Source material:

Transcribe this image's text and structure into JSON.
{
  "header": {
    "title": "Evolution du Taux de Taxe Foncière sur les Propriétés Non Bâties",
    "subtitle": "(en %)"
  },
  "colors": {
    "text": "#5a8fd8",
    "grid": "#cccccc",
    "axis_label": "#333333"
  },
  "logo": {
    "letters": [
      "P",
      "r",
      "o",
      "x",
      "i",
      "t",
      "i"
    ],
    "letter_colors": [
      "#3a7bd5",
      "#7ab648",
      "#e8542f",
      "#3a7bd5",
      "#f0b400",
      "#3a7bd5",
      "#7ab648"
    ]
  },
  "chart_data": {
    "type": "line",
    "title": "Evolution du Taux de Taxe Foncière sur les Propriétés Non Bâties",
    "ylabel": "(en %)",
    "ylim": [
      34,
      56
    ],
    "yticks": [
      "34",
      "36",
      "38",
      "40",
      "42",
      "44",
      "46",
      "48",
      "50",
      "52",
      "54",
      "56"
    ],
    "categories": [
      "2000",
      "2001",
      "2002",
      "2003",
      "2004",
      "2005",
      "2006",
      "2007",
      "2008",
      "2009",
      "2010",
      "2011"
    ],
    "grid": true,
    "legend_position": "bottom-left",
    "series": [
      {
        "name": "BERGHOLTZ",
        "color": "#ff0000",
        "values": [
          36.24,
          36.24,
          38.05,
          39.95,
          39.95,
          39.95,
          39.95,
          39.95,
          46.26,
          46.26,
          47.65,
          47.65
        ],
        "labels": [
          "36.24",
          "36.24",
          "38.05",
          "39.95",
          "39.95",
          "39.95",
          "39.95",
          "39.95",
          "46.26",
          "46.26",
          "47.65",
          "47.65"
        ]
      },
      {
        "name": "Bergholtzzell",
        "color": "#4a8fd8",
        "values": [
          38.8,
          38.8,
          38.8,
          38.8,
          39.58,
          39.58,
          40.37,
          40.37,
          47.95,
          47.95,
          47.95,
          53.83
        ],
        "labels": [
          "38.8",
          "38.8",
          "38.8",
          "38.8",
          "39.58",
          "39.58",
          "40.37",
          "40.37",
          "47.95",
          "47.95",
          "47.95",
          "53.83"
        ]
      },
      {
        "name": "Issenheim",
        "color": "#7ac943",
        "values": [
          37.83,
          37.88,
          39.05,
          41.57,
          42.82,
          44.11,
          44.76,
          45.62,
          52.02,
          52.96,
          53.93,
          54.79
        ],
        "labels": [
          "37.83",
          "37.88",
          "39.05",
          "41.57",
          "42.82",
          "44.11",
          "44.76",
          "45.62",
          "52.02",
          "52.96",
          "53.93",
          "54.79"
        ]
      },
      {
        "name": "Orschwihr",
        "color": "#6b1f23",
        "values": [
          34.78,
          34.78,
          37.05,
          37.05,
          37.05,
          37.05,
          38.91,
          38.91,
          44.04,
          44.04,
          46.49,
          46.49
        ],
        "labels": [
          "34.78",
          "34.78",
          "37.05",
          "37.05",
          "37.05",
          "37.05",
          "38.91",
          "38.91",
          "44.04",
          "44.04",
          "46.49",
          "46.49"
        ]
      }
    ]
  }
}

Request:
The records above should be restated word for word, please.

Output of the exercise:
Transcribe this image's text and structure into JSON.
{
  "header": {
    "title": "Evolution du Taux de Taxe Foncière sur les Propriétés Non Bâties",
    "subtitle": "(en %)"
  },
  "colors": {
    "text": "#5a8fd8",
    "grid": "#cccccc",
    "axis_label": "#333333"
  },
  "logo": {
    "letters": [
      "P",
      "r",
      "o",
      "x",
      "i",
      "t",
      "i"
    ],
    "letter_colors": [
      "#3a7bd5",
      "#7ab648",
      "#e8542f",
      "#3a7bd5",
      "#f0b400",
      "#3a7bd5",
      "#7ab648"
    ]
  },
  "chart_data": {
    "type": "line",
    "title": "Evolution du Taux de Taxe Foncière sur les Propriétés Non Bâties",
    "ylabel": "(en %)",
    "ylim": [
      34,
      56
    ],
    "yticks": [
      "34",
      "36",
      "38",
      "40",
      "42",
      "44",
      "46",
      "48",
      "50",
      "52",
      "54",
      "56"
    ],
    "categories": [
      "2000",
      "2001",
      "2002",
      "2003",
      "2004",
      "2005",
      "2006",
      "2007",
      "2008",
      "2009",
      "2010",
      "2011"
    ],
    "grid": true,
    "legend_position": "bottom-left",
    "series": [
      {
        "name": "BERGHOLTZ",
        "color": "#ff0000",
        "values": [
          36.24,
          36.24,
          38.05,
          39.95,
          39.95,
          39.95,
          39.95,
          39.95,
          46.26,
          46.26,
          47.65,
          47.65
        ],
        "labels": [
          "36.24",
          "36.24",
          "38.05",
          "39.95",
          "39.95",
          "39.95",
          "39.95",
          "39.95",
          "46.26",
          "46.26",
          "47.65",
          "47.65"
        ]
      },
      {
        "name": "Bergholtzzell",
        "color": "#4a8fd8",
        "values": [
          38.8,
          38.8,
          38.8,
          38.8,
          39.58,
          39.58,
          40.37,
          40.37,
          47.95,
          47.95,
          47.95,
          53.83
        ],
        "labels": [
          "38.8",
          "38.8",
          "38.8",
          "38.8",
          "39.58",
          "39.58",
          "40.37",
          "40.37",
          "47.95",
          "47.95",
          "47.95",
          "53.83"
        ]
      },
      {
        "name": "Issenheim",
        "color": "#7ac943",
        "values": [
          37.83,
          37.88,
          39.05,
          41.57,
          42.82,
          44.11,
          44.76,
          45.62,
          52.02,
          52.96,
          53.93,
          54.79
        ],
        "labels": [
          "37.83",
          "37.88",
          "39.05",
          "41.57",
          "42.82",
          "44.11",
          "44.76",
          "45.62",
          "52.02",
          "52.96",
          "53.93",
          "54.79"
        ]
      },
      {
        "name": "Orschwihr",
        "color": "#6b1f23",
        "values": [
          34.78,
          34.78,
          37.05,
          37.05,
          37.05,
          37.05,
          38.91,
          38.91,
          44.04,
          44.04,
          46.49,
          46.49
        ],
        "labels": [
          "34.78",
          "34.78",
          "37.05",
          "37.05",
          "37.05",
          "37.05",
          "38.91",
          "38.91",
          "44.04",
          "44.04",
          "46.49",
          "46.49"
        ]
      }
    ]
  }
}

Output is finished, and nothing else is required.